Task material:
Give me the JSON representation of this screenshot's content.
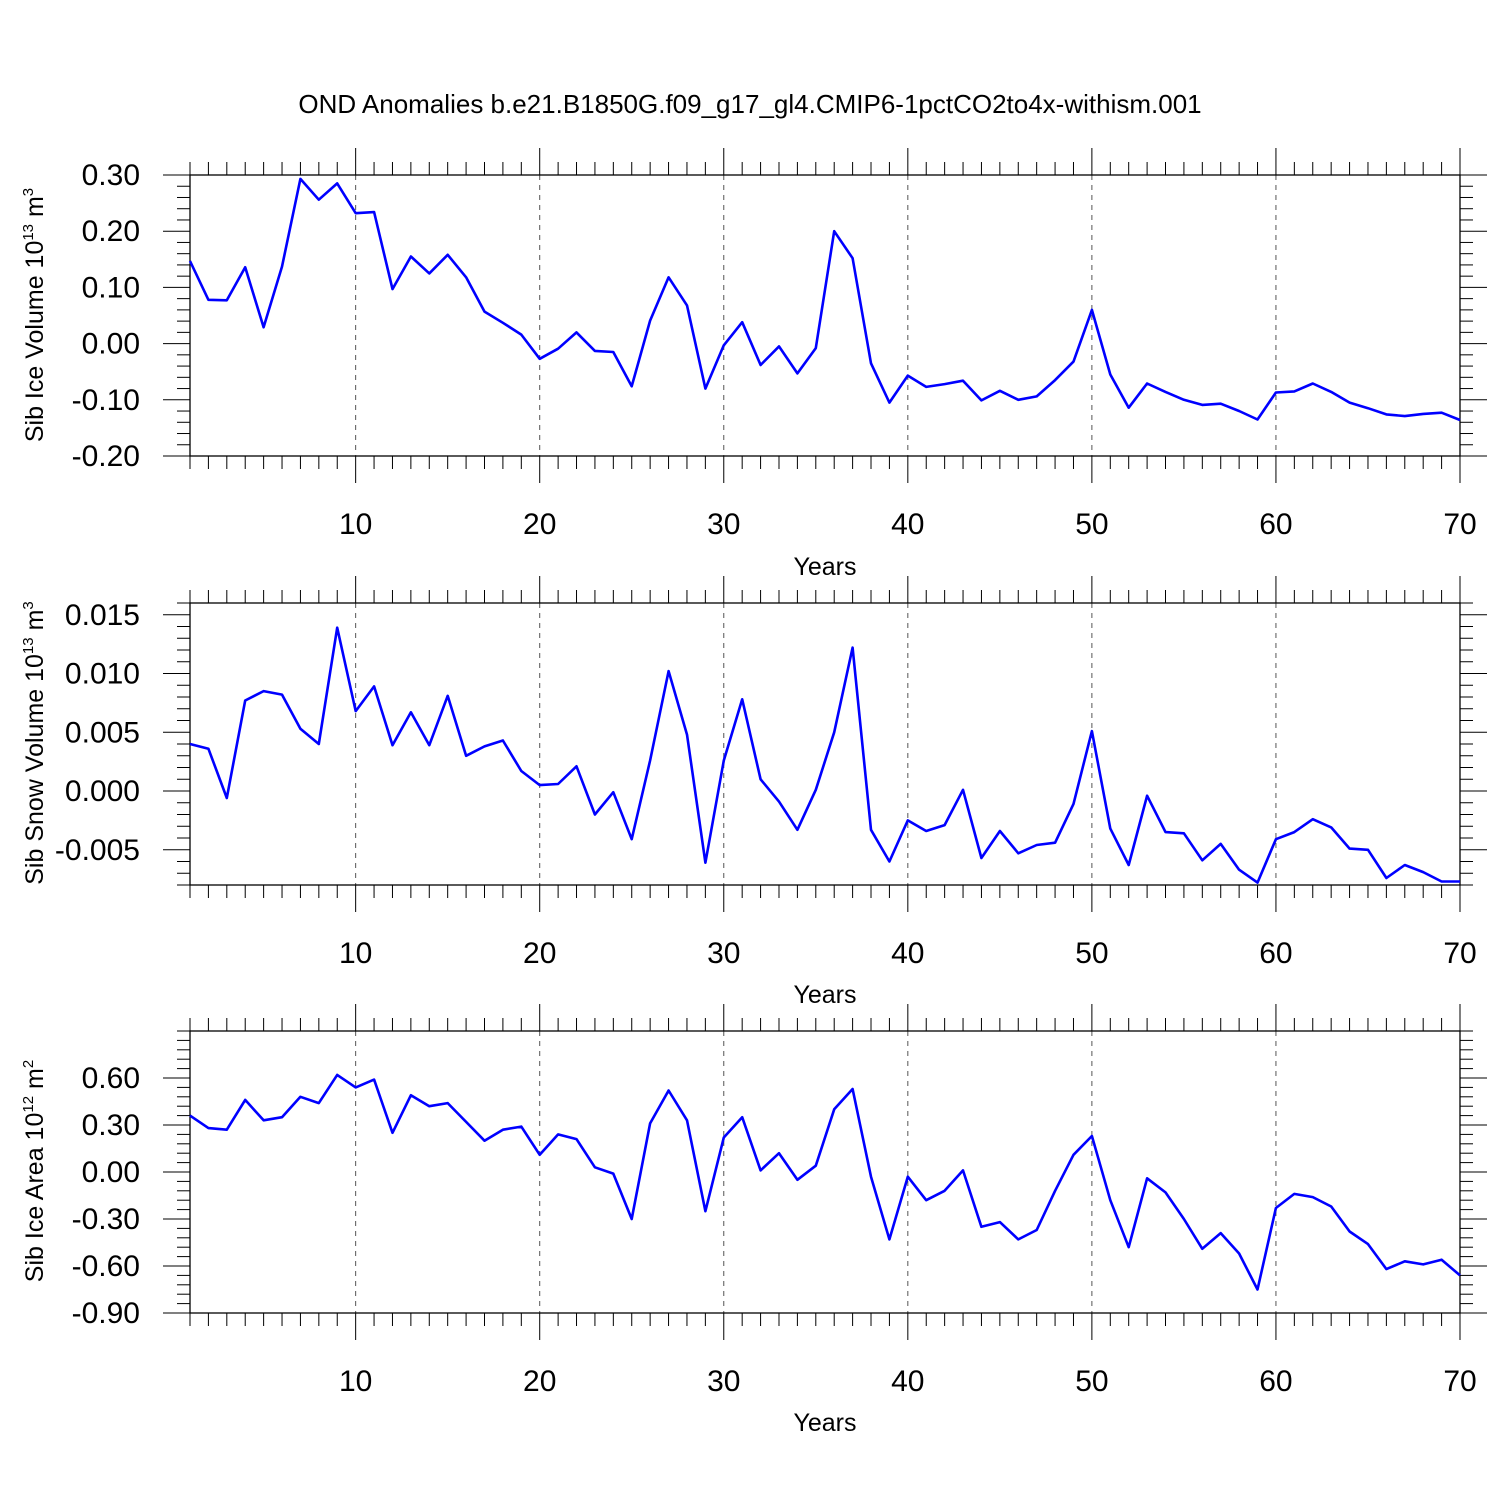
{
  "title": "OND Anomalies b.e21.B1850G.f09_g17_gl4.CMIP6-1pctCO2to4x-withism.001",
  "colors": {
    "line": "#0000ff",
    "axis": "#000000",
    "grid": "#555555"
  },
  "chart_data": [
    {
      "type": "line",
      "ylabel": {
        "main": "Sib Ice Volume 10",
        "exp": "13",
        "unit": " m",
        "unit_exp": "3"
      },
      "xlabel": "Years",
      "xlim": [
        1,
        70
      ],
      "ylim": [
        -0.2,
        0.3
      ],
      "yticks": [
        -0.2,
        -0.1,
        0.0,
        0.1,
        0.2,
        0.3
      ],
      "ytick_labels": [
        "-0.20",
        "-0.10",
        "0.00",
        "0.10",
        "0.20",
        "0.30"
      ],
      "xticks": [
        10,
        20,
        30,
        40,
        50,
        60,
        70
      ],
      "xtick_labels": [
        "10",
        "20",
        "30",
        "40",
        "50",
        "60",
        "70"
      ],
      "grid": "vertical dashed at x major ticks",
      "x": [
        1,
        2,
        3,
        4,
        5,
        6,
        7,
        8,
        9,
        10,
        11,
        12,
        13,
        14,
        15,
        16,
        17,
        18,
        19,
        20,
        21,
        22,
        23,
        24,
        25,
        26,
        27,
        28,
        29,
        30,
        31,
        32,
        33,
        34,
        35,
        36,
        37,
        38,
        39,
        40,
        41,
        42,
        43,
        44,
        45,
        46,
        47,
        48,
        49,
        50,
        51,
        52,
        53,
        54,
        55,
        56,
        57,
        58,
        59,
        60,
        61,
        62,
        63,
        64,
        65,
        66,
        67,
        68,
        69,
        70
      ],
      "y": [
        0.147,
        0.078,
        0.077,
        0.136,
        0.029,
        0.137,
        0.293,
        0.256,
        0.285,
        0.232,
        0.234,
        0.097,
        0.155,
        0.125,
        0.158,
        0.118,
        0.057,
        0.037,
        0.016,
        -0.027,
        -0.009,
        0.02,
        -0.013,
        -0.015,
        -0.076,
        0.041,
        0.118,
        0.068,
        -0.08,
        -0.003,
        0.038,
        -0.038,
        -0.005,
        -0.053,
        -0.008,
        0.2,
        0.152,
        -0.035,
        -0.105,
        -0.057,
        -0.077,
        -0.072,
        -0.066,
        -0.101,
        -0.084,
        -0.1,
        -0.094,
        -0.065,
        -0.032,
        0.06,
        -0.055,
        -0.114,
        -0.071,
        -0.086,
        -0.1,
        -0.109,
        -0.107,
        -0.12,
        -0.135,
        -0.087,
        -0.085,
        -0.071,
        -0.086,
        -0.105,
        -0.115,
        -0.126,
        -0.129,
        -0.125,
        -0.123,
        -0.136
      ]
    },
    {
      "type": "line",
      "ylabel": {
        "main": "Sib Snow Volume 10",
        "exp": "13",
        "unit": " m",
        "unit_exp": "3"
      },
      "xlabel": "Years",
      "xlim": [
        1,
        70
      ],
      "ylim": [
        -0.008,
        0.016
      ],
      "yticks": [
        -0.005,
        0.0,
        0.005,
        0.01,
        0.015
      ],
      "ytick_labels": [
        "-0.005",
        "0.000",
        "0.005",
        "0.010",
        "0.015"
      ],
      "xticks": [
        10,
        20,
        30,
        40,
        50,
        60,
        70
      ],
      "xtick_labels": [
        "10",
        "20",
        "30",
        "40",
        "50",
        "60",
        "70"
      ],
      "grid": "vertical dashed at x major ticks",
      "x": [
        1,
        2,
        3,
        4,
        5,
        6,
        7,
        8,
        9,
        10,
        11,
        12,
        13,
        14,
        15,
        16,
        17,
        18,
        19,
        20,
        21,
        22,
        23,
        24,
        25,
        26,
        27,
        28,
        29,
        30,
        31,
        32,
        33,
        34,
        35,
        36,
        37,
        38,
        39,
        40,
        41,
        42,
        43,
        44,
        45,
        46,
        47,
        48,
        49,
        50,
        51,
        52,
        53,
        54,
        55,
        56,
        57,
        58,
        59,
        60,
        61,
        62,
        63,
        64,
        65,
        66,
        67,
        68,
        69,
        70
      ],
      "y": [
        0.004,
        0.0036,
        -0.0006,
        0.0077,
        0.0085,
        0.0082,
        0.0053,
        0.004,
        0.0139,
        0.0068,
        0.0089,
        0.0039,
        0.0067,
        0.0039,
        0.0081,
        0.003,
        0.0038,
        0.0043,
        0.0017,
        0.0005,
        0.0006,
        0.0021,
        -0.002,
        -0.0001,
        -0.0041,
        0.0026,
        0.0102,
        0.0048,
        -0.0061,
        0.0026,
        0.0078,
        0.001,
        -0.0009,
        -0.0033,
        0.0001,
        0.005,
        0.0122,
        -0.0033,
        -0.006,
        -0.0025,
        -0.0034,
        -0.0029,
        0.0001,
        -0.0057,
        -0.0034,
        -0.0053,
        -0.0046,
        -0.0044,
        -0.0011,
        0.0051,
        -0.0032,
        -0.0063,
        -0.0004,
        -0.0035,
        -0.0036,
        -0.0059,
        -0.0045,
        -0.0067,
        -0.0078,
        -0.0041,
        -0.0035,
        -0.0024,
        -0.0031,
        -0.0049,
        -0.005,
        -0.0074,
        -0.0063,
        -0.0069,
        -0.0077,
        -0.0077
      ]
    },
    {
      "type": "line",
      "ylabel": {
        "main": "Sib Ice Area 10",
        "exp": "12",
        "unit": " m",
        "unit_exp": "2"
      },
      "xlabel": "Years",
      "xlim": [
        1,
        70
      ],
      "ylim": [
        -0.9,
        0.9
      ],
      "yticks": [
        -0.9,
        -0.6,
        -0.3,
        0.0,
        0.3,
        0.6
      ],
      "ytick_labels": [
        "-0.90",
        "-0.60",
        "-0.30",
        "0.00",
        "0.30",
        "0.60"
      ],
      "xticks": [
        10,
        20,
        30,
        40,
        50,
        60,
        70
      ],
      "xtick_labels": [
        "10",
        "20",
        "30",
        "40",
        "50",
        "60",
        "70"
      ],
      "grid": "vertical dashed at x major ticks",
      "x": [
        1,
        2,
        3,
        4,
        5,
        6,
        7,
        8,
        9,
        10,
        11,
        12,
        13,
        14,
        15,
        16,
        17,
        18,
        19,
        20,
        21,
        22,
        23,
        24,
        25,
        26,
        27,
        28,
        29,
        30,
        31,
        32,
        33,
        34,
        35,
        36,
        37,
        38,
        39,
        40,
        41,
        42,
        43,
        44,
        45,
        46,
        47,
        48,
        49,
        50,
        51,
        52,
        53,
        54,
        55,
        56,
        57,
        58,
        59,
        60,
        61,
        62,
        63,
        64,
        65,
        66,
        67,
        68,
        69,
        70
      ],
      "y": [
        0.36,
        0.28,
        0.27,
        0.46,
        0.33,
        0.35,
        0.48,
        0.44,
        0.62,
        0.54,
        0.59,
        0.25,
        0.49,
        0.42,
        0.44,
        0.32,
        0.2,
        0.27,
        0.29,
        0.11,
        0.24,
        0.21,
        0.03,
        -0.01,
        -0.3,
        0.31,
        0.52,
        0.33,
        -0.25,
        0.22,
        0.35,
        0.01,
        0.12,
        -0.05,
        0.04,
        0.4,
        0.53,
        -0.03,
        -0.43,
        -0.03,
        -0.18,
        -0.12,
        0.01,
        -0.35,
        -0.32,
        -0.43,
        -0.37,
        -0.12,
        0.11,
        0.23,
        -0.18,
        -0.48,
        -0.04,
        -0.13,
        -0.3,
        -0.49,
        -0.39,
        -0.52,
        -0.75,
        -0.23,
        -0.14,
        -0.16,
        -0.22,
        -0.38,
        -0.46,
        -0.62,
        -0.57,
        -0.59,
        -0.56,
        -0.66
      ]
    }
  ]
}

Written request:
Repeat the records word for word. Any picture in them should be left out.

Correct output:
Give me the JSON representation of this screenshot's content.
{
  "title": "OND Anomalies b.e21.B1850G.f09_g17_gl4.CMIP6-1pctCO2to4x-withism.001",
  "colors": {
    "line": "#0000ff",
    "axis": "#000000",
    "grid": "#555555"
  },
  "chart_data": [
    {
      "type": "line",
      "ylabel": {
        "main": "Sib Ice Volume 10",
        "exp": "13",
        "unit": " m",
        "unit_exp": "3"
      },
      "xlabel": "Years",
      "xlim": [
        1,
        70
      ],
      "ylim": [
        -0.2,
        0.3
      ],
      "yticks": [
        -0.2,
        -0.1,
        0.0,
        0.1,
        0.2,
        0.3
      ],
      "ytick_labels": [
        "-0.20",
        "-0.10",
        "0.00",
        "0.10",
        "0.20",
        "0.30"
      ],
      "xticks": [
        10,
        20,
        30,
        40,
        50,
        60,
        70
      ],
      "xtick_labels": [
        "10",
        "20",
        "30",
        "40",
        "50",
        "60",
        "70"
      ],
      "grid": "vertical dashed at x major ticks",
      "x": [
        1,
        2,
        3,
        4,
        5,
        6,
        7,
        8,
        9,
        10,
        11,
        12,
        13,
        14,
        15,
        16,
        17,
        18,
        19,
        20,
        21,
        22,
        23,
        24,
        25,
        26,
        27,
        28,
        29,
        30,
        31,
        32,
        33,
        34,
        35,
        36,
        37,
        38,
        39,
        40,
        41,
        42,
        43,
        44,
        45,
        46,
        47,
        48,
        49,
        50,
        51,
        52,
        53,
        54,
        55,
        56,
        57,
        58,
        59,
        60,
        61,
        62,
        63,
        64,
        65,
        66,
        67,
        68,
        69,
        70
      ],
      "y": [
        0.147,
        0.078,
        0.077,
        0.136,
        0.029,
        0.137,
        0.293,
        0.256,
        0.285,
        0.232,
        0.234,
        0.097,
        0.155,
        0.125,
        0.158,
        0.118,
        0.057,
        0.037,
        0.016,
        -0.027,
        -0.009,
        0.02,
        -0.013,
        -0.015,
        -0.076,
        0.041,
        0.118,
        0.068,
        -0.08,
        -0.003,
        0.038,
        -0.038,
        -0.005,
        -0.053,
        -0.008,
        0.2,
        0.152,
        -0.035,
        -0.105,
        -0.057,
        -0.077,
        -0.072,
        -0.066,
        -0.101,
        -0.084,
        -0.1,
        -0.094,
        -0.065,
        -0.032,
        0.06,
        -0.055,
        -0.114,
        -0.071,
        -0.086,
        -0.1,
        -0.109,
        -0.107,
        -0.12,
        -0.135,
        -0.087,
        -0.085,
        -0.071,
        -0.086,
        -0.105,
        -0.115,
        -0.126,
        -0.129,
        -0.125,
        -0.123,
        -0.136
      ]
    },
    {
      "type": "line",
      "ylabel": {
        "main": "Sib Snow Volume 10",
        "exp": "13",
        "unit": " m",
        "unit_exp": "3"
      },
      "xlabel": "Years",
      "xlim": [
        1,
        70
      ],
      "ylim": [
        -0.008,
        0.016
      ],
      "yticks": [
        -0.005,
        0.0,
        0.005,
        0.01,
        0.015
      ],
      "ytick_labels": [
        "-0.005",
        "0.000",
        "0.005",
        "0.010",
        "0.015"
      ],
      "xticks": [
        10,
        20,
        30,
        40,
        50,
        60,
        70
      ],
      "xtick_labels": [
        "10",
        "20",
        "30",
        "40",
        "50",
        "60",
        "70"
      ],
      "grid": "vertical dashed at x major ticks",
      "x": [
        1,
        2,
        3,
        4,
        5,
        6,
        7,
        8,
        9,
        10,
        11,
        12,
        13,
        14,
        15,
        16,
        17,
        18,
        19,
        20,
        21,
        22,
        23,
        24,
        25,
        26,
        27,
        28,
        29,
        30,
        31,
        32,
        33,
        34,
        35,
        36,
        37,
        38,
        39,
        40,
        41,
        42,
        43,
        44,
        45,
        46,
        47,
        48,
        49,
        50,
        51,
        52,
        53,
        54,
        55,
        56,
        57,
        58,
        59,
        60,
        61,
        62,
        63,
        64,
        65,
        66,
        67,
        68,
        69,
        70
      ],
      "y": [
        0.004,
        0.0036,
        -0.0006,
        0.0077,
        0.0085,
        0.0082,
        0.0053,
        0.004,
        0.0139,
        0.0068,
        0.0089,
        0.0039,
        0.0067,
        0.0039,
        0.0081,
        0.003,
        0.0038,
        0.0043,
        0.0017,
        0.0005,
        0.0006,
        0.0021,
        -0.002,
        -0.0001,
        -0.0041,
        0.0026,
        0.0102,
        0.0048,
        -0.0061,
        0.0026,
        0.0078,
        0.001,
        -0.0009,
        -0.0033,
        0.0001,
        0.005,
        0.0122,
        -0.0033,
        -0.006,
        -0.0025,
        -0.0034,
        -0.0029,
        0.0001,
        -0.0057,
        -0.0034,
        -0.0053,
        -0.0046,
        -0.0044,
        -0.0011,
        0.0051,
        -0.0032,
        -0.0063,
        -0.0004,
        -0.0035,
        -0.0036,
        -0.0059,
        -0.0045,
        -0.0067,
        -0.0078,
        -0.0041,
        -0.0035,
        -0.0024,
        -0.0031,
        -0.0049,
        -0.005,
        -0.0074,
        -0.0063,
        -0.0069,
        -0.0077,
        -0.0077
      ]
    },
    {
      "type": "line",
      "ylabel": {
        "main": "Sib Ice Area 10",
        "exp": "12",
        "unit": " m",
        "unit_exp": "2"
      },
      "xlabel": "Years",
      "xlim": [
        1,
        70
      ],
      "ylim": [
        -0.9,
        0.9
      ],
      "yticks": [
        -0.9,
        -0.6,
        -0.3,
        0.0,
        0.3,
        0.6
      ],
      "ytick_labels": [
        "-0.90",
        "-0.60",
        "-0.30",
        "0.00",
        "0.30",
        "0.60"
      ],
      "xticks": [
        10,
        20,
        30,
        40,
        50,
        60,
        70
      ],
      "xtick_labels": [
        "10",
        "20",
        "30",
        "40",
        "50",
        "60",
        "70"
      ],
      "grid": "vertical dashed at x major ticks",
      "x": [
        1,
        2,
        3,
        4,
        5,
        6,
        7,
        8,
        9,
        10,
        11,
        12,
        13,
        14,
        15,
        16,
        17,
        18,
        19,
        20,
        21,
        22,
        23,
        24,
        25,
        26,
        27,
        28,
        29,
        30,
        31,
        32,
        33,
        34,
        35,
        36,
        37,
        38,
        39,
        40,
        41,
        42,
        43,
        44,
        45,
        46,
        47,
        48,
        49,
        50,
        51,
        52,
        53,
        54,
        55,
        56,
        57,
        58,
        59,
        60,
        61,
        62,
        63,
        64,
        65,
        66,
        67,
        68,
        69,
        70
      ],
      "y": [
        0.36,
        0.28,
        0.27,
        0.46,
        0.33,
        0.35,
        0.48,
        0.44,
        0.62,
        0.54,
        0.59,
        0.25,
        0.49,
        0.42,
        0.44,
        0.32,
        0.2,
        0.27,
        0.29,
        0.11,
        0.24,
        0.21,
        0.03,
        -0.01,
        -0.3,
        0.31,
        0.52,
        0.33,
        -0.25,
        0.22,
        0.35,
        0.01,
        0.12,
        -0.05,
        0.04,
        0.4,
        0.53,
        -0.03,
        -0.43,
        -0.03,
        -0.18,
        -0.12,
        0.01,
        -0.35,
        -0.32,
        -0.43,
        -0.37,
        -0.12,
        0.11,
        0.23,
        -0.18,
        -0.48,
        -0.04,
        -0.13,
        -0.3,
        -0.49,
        -0.39,
        -0.52,
        -0.75,
        -0.23,
        -0.14,
        -0.16,
        -0.22,
        -0.38,
        -0.46,
        -0.62,
        -0.57,
        -0.59,
        -0.56,
        -0.66
      ]
    }
  ]
}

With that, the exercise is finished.